● AIM: Only the number is wanted: how many lines of these entries contain the word "values"?
════════════════════
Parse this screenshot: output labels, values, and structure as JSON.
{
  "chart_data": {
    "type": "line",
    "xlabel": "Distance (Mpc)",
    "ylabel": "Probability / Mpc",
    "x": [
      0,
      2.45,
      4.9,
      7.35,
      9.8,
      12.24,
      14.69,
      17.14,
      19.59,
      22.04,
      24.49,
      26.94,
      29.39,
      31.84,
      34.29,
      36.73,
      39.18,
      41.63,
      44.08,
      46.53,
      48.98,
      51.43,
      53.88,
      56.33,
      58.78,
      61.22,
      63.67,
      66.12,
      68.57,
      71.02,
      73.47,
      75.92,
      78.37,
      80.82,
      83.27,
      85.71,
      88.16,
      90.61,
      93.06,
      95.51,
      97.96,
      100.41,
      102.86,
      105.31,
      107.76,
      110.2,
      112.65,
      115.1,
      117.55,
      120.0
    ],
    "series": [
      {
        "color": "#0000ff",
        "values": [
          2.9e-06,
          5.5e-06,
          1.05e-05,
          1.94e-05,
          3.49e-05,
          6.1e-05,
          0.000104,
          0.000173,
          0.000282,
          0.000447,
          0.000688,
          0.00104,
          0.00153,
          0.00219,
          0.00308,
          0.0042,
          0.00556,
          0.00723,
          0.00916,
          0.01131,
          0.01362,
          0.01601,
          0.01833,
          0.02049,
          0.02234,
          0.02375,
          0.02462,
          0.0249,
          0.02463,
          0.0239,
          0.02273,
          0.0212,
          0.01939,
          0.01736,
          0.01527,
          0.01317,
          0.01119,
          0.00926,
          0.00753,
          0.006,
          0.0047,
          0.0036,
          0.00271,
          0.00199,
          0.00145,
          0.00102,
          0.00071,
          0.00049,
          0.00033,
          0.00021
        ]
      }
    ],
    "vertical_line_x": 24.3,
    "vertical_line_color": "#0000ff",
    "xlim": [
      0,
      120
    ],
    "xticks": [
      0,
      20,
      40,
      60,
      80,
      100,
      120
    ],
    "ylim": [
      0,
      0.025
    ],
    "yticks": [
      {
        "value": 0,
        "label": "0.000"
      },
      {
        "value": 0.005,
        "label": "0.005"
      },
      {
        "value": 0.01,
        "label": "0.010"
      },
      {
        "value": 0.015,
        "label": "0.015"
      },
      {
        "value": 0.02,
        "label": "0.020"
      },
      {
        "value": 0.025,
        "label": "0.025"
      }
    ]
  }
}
════════════════════
● ANSWER TO THIS EXERCISE: 2